MATERIAL FOR THIS EXERCISE:
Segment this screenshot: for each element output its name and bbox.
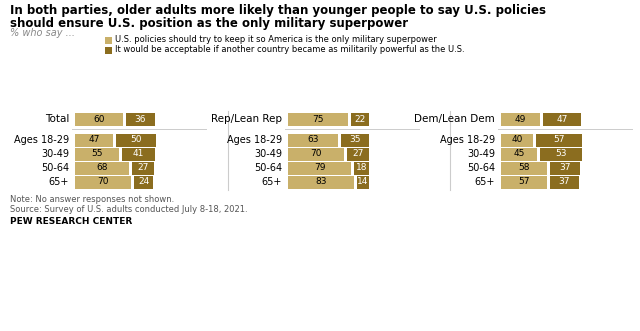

---

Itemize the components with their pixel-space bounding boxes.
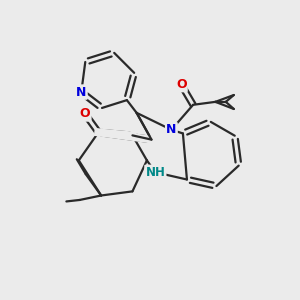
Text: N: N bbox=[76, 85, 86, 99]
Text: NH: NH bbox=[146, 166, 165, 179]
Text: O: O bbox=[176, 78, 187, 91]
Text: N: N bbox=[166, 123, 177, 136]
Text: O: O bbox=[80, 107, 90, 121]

---

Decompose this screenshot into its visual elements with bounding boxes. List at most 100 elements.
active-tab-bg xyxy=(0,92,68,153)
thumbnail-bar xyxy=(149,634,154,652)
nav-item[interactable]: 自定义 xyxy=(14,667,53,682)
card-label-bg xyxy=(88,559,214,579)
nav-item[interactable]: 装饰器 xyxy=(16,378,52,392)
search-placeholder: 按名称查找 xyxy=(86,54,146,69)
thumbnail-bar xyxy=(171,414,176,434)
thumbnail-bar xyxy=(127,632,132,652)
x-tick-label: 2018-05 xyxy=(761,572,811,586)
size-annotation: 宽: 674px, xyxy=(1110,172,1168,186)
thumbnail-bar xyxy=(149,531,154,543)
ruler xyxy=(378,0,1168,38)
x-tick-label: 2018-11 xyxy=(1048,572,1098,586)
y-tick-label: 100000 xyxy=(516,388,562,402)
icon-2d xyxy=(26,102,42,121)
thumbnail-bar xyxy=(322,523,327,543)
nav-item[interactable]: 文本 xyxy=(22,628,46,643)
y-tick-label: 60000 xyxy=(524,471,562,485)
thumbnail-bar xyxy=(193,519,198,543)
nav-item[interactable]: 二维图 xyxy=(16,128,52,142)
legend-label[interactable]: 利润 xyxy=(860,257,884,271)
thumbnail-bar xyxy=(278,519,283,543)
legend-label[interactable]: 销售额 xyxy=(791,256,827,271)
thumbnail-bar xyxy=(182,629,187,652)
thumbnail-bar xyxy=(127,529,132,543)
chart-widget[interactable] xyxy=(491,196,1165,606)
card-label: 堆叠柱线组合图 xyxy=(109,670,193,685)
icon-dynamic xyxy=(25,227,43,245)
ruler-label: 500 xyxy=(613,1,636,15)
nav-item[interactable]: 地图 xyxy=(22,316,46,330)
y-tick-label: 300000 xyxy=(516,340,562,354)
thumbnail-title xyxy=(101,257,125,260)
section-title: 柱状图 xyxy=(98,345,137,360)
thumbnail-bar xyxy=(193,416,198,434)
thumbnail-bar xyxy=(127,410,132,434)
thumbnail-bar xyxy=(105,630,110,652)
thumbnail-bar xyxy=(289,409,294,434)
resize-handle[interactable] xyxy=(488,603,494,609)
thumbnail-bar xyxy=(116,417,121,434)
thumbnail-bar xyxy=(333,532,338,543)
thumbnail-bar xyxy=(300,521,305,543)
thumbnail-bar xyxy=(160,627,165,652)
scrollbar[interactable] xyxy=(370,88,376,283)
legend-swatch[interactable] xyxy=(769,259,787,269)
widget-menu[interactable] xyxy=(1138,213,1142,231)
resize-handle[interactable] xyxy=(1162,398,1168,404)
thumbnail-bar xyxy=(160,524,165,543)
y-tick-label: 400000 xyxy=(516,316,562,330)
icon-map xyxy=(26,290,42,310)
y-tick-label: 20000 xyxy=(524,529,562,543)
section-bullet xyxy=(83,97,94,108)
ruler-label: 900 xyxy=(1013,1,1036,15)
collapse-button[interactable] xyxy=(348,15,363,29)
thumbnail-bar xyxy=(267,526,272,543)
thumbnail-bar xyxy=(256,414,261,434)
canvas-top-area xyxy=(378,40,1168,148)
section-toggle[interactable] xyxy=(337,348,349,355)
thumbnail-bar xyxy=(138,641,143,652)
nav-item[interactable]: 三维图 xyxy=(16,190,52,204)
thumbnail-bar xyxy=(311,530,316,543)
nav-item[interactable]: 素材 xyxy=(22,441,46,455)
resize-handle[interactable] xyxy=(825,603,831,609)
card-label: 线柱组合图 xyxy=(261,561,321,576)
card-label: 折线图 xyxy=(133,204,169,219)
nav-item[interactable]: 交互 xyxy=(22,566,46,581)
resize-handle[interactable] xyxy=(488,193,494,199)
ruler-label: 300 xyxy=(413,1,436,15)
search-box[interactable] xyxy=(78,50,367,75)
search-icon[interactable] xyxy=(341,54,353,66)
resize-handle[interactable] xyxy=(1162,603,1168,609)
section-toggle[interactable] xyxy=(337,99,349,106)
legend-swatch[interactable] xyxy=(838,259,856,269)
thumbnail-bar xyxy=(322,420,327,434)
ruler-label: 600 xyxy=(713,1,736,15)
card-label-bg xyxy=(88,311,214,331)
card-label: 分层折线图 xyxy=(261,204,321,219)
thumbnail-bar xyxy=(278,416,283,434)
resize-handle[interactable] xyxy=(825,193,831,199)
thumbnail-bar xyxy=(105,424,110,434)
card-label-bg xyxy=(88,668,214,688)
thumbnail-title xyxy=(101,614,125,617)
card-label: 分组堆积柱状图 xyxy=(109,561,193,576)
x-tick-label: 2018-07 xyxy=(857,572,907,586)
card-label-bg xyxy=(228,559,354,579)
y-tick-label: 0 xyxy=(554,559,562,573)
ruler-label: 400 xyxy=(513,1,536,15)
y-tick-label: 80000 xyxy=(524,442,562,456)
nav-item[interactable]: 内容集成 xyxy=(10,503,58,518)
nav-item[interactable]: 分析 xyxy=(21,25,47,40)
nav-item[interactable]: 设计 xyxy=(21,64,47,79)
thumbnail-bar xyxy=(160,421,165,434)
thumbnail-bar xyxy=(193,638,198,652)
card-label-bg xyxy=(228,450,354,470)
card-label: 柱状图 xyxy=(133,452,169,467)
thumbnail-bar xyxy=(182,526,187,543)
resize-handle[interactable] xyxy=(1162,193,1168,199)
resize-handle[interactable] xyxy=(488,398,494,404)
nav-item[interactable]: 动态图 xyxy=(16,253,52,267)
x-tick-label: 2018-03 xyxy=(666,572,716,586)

GOAL: Convert the listing from the line containing "Decompose this screenshot" down to the line containing "thumbnail-bar xyxy=(149,531,154,543)", both included, into a two-column CSV with the header request,answer and one row per request. Put each request's text and its answer in a single quoted field, replacing line breaks with spaces.

FINISHED TASK:
request,answer
"Decompose this screenshot into its visual elements with bounding boxes. List at most 100 elements.","active-tab-bg xyxy=(0,92,68,153) thumbnail-bar xyxy=(149,634,154,652) nav-item[interactable]: 自定义 xyxy=(14,667,53,682) card-label-bg xyxy=(88,559,214,579) nav-item[interactable]: 装饰器 xyxy=(16,378,52,392) search-placeholder: 按名称查找 xyxy=(86,54,146,69) thumbnail-bar xyxy=(171,414,176,434) thumbnail-bar xyxy=(127,632,132,652) x-tick-label: 2018-05 xyxy=(761,572,811,586) size-annotation: 宽: 674px, xyxy=(1110,172,1168,186) thumbnail-bar xyxy=(149,531,154,543)"